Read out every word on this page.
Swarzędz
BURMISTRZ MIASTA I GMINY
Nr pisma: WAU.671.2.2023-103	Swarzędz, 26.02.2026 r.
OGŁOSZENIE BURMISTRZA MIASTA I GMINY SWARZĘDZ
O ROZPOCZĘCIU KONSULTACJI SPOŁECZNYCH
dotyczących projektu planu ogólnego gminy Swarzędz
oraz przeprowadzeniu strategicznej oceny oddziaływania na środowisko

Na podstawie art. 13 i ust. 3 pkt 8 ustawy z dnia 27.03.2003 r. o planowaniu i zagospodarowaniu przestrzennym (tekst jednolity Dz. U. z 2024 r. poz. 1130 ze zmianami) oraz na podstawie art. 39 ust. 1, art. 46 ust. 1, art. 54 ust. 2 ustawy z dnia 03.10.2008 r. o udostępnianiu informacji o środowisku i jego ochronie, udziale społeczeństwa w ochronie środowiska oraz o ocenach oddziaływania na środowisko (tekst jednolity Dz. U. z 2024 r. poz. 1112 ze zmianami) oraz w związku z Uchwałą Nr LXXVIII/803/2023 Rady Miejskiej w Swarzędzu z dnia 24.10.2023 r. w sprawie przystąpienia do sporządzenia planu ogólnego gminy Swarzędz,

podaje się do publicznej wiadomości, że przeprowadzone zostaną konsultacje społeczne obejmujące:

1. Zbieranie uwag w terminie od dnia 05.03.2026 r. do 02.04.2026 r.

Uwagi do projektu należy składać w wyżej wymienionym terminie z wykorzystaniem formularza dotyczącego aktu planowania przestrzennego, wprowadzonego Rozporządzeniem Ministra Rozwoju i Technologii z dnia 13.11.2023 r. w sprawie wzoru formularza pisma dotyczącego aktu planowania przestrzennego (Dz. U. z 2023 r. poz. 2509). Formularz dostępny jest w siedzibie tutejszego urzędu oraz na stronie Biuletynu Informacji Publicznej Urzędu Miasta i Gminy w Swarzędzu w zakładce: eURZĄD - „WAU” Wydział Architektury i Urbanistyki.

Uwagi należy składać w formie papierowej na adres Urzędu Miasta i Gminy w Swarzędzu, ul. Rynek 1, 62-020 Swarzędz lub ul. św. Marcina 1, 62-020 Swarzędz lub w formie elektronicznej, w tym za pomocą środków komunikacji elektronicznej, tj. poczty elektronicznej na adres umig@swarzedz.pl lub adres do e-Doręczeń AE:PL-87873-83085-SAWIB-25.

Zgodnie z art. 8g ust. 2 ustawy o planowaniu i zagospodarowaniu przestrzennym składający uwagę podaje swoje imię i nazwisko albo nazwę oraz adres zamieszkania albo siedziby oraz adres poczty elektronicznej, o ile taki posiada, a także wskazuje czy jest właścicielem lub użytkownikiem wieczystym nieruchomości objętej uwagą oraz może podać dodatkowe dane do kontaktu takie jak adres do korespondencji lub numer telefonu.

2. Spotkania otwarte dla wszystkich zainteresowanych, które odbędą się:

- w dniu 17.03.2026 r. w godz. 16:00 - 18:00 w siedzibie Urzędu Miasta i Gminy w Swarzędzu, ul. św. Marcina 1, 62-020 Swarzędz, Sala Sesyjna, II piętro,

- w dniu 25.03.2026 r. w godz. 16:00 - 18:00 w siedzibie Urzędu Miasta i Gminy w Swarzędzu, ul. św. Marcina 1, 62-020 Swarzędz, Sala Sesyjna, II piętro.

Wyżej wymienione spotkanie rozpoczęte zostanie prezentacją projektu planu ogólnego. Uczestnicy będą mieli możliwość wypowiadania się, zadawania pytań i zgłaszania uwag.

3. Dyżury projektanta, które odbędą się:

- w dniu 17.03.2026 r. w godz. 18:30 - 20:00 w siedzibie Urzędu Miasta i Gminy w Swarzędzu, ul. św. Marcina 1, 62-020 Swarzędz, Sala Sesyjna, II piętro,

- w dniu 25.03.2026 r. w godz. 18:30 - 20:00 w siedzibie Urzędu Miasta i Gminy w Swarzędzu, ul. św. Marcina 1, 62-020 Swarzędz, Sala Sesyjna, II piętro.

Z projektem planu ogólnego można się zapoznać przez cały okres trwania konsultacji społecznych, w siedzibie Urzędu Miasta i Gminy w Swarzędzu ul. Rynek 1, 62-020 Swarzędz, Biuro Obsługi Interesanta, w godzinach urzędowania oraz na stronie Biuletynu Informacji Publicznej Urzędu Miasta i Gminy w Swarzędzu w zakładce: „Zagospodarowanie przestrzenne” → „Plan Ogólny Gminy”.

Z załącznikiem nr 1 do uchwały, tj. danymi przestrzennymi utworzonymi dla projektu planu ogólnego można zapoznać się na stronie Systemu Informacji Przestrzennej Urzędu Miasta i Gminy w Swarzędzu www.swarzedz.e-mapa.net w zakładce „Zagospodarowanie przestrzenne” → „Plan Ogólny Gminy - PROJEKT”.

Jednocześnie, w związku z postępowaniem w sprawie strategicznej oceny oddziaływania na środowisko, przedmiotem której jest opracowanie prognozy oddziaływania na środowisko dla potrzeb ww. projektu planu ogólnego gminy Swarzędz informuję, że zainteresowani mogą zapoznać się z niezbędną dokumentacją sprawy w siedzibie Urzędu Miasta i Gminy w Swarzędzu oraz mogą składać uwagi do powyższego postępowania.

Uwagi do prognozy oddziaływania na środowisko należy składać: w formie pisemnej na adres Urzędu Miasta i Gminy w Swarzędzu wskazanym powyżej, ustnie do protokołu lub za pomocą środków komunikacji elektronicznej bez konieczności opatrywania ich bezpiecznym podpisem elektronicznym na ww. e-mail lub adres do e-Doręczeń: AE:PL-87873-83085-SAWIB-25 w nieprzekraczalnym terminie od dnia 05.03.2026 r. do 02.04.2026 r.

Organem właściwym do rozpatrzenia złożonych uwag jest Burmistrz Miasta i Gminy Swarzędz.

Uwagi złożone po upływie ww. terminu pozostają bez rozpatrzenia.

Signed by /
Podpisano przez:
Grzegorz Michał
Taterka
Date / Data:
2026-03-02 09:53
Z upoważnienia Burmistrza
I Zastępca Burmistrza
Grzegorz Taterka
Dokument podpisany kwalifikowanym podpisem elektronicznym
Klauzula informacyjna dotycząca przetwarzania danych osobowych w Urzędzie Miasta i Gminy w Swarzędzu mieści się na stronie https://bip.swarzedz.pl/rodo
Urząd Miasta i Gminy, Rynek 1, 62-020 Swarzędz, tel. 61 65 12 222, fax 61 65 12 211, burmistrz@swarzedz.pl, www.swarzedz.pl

* * *

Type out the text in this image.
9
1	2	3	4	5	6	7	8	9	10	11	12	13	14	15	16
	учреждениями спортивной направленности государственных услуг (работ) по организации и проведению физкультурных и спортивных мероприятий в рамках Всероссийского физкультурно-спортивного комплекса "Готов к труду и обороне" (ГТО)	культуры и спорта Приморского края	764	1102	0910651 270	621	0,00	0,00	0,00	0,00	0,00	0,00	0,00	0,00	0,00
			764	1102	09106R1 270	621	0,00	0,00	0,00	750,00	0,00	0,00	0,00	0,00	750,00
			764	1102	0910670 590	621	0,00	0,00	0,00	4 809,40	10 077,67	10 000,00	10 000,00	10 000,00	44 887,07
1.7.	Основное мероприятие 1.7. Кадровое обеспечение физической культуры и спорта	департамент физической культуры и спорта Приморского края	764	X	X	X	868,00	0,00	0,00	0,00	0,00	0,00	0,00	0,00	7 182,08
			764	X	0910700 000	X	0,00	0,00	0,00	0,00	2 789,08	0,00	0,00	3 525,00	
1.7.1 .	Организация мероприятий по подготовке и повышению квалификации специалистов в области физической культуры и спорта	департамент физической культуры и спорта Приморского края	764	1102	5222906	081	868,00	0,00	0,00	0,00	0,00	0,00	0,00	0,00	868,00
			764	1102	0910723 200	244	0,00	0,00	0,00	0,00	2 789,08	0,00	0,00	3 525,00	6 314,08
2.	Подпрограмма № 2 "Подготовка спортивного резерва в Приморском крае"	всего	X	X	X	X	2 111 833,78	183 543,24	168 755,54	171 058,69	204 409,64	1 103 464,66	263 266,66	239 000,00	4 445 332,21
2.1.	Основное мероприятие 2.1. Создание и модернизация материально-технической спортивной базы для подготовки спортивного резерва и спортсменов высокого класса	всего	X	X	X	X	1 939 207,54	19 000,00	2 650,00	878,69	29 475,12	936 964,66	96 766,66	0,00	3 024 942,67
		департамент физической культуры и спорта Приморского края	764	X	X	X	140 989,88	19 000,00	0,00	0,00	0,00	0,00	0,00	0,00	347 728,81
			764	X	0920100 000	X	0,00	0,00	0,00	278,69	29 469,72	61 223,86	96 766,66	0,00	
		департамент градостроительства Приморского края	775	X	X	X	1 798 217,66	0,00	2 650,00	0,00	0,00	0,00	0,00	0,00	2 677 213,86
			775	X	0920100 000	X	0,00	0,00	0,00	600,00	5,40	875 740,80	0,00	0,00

What the task asks
Pick out and copy the lines of the entries that hold the string "można".

Result for this exercise
Z projektem planu ogólnego można się zapoznać przez cały okres trwania konsultacji społecznych, w siedzibie Urzędu Miasta i Gminy w Swarzędzu ul. Rynek 1, 62-020 Swarzędz, Biuro Obsługi Interesanta, w godzinach urzędowania oraz na stronie Biuletynu Informacji Publicznej Urzędu Miasta i Gminy w Swarzędzu w zakładce: „Zagospodarowanie przestrzenne” → „Plan Ogólny Gminy”.
Z załącznikiem nr 1 do uchwały, tj. danymi przestrzennymi utworzonymi dla projektu planu ogólnego można zapoznać się na stronie Systemu Informacji Przestrzennej Urzędu Miasta i Gminy w Swarzędzu www.swarzedz.e-mapa.net w zakładce „Zagospodarowanie przestrzenne” → „Plan Ogólny Gminy - PROJEKT”.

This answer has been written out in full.